Task description:
Give all of the lines again, with nothing added or dropped.

Exercise materials:
*****
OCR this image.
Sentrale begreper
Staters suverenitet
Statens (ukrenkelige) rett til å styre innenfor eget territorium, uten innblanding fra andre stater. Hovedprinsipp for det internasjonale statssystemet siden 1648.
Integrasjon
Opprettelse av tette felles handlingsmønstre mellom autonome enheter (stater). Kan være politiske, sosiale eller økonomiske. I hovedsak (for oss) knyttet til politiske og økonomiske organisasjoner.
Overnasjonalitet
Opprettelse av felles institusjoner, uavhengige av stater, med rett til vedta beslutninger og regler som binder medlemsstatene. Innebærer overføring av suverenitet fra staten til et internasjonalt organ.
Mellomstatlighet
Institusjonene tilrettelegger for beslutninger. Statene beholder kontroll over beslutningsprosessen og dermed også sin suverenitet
*****
Full solution:
OCR this image.
Sentrale begreper
Staters suverenitet
Statens (ukrenkelige) rett til å styre innenfor eget territorium, uten innblanding fra andre stater. Hovedprinsipp for det internasjonale statssystemet siden 1648.
Integrasjon
Opprettelse av tette felles handlingsmønstre mellom autonome enheter (stater). Kan være politiske, sosiale eller økonomiske. I hovedsak (for oss) knyttet til politiske og økonomiske organisasjoner.
Overnasjonalitet
Opprettelse av felles institusjoner, uavhengige av stater, med rett til vedta beslutninger og regler som binder medlemsstatene. Innebærer overføring av suverenitet fra staten til et internasjonalt organ.
Mellomstatlighet
Institusjonene tilrettelegger for beslutninger. Statene beholder kontroll over beslutningsprosessen og dermed også sin suverenitet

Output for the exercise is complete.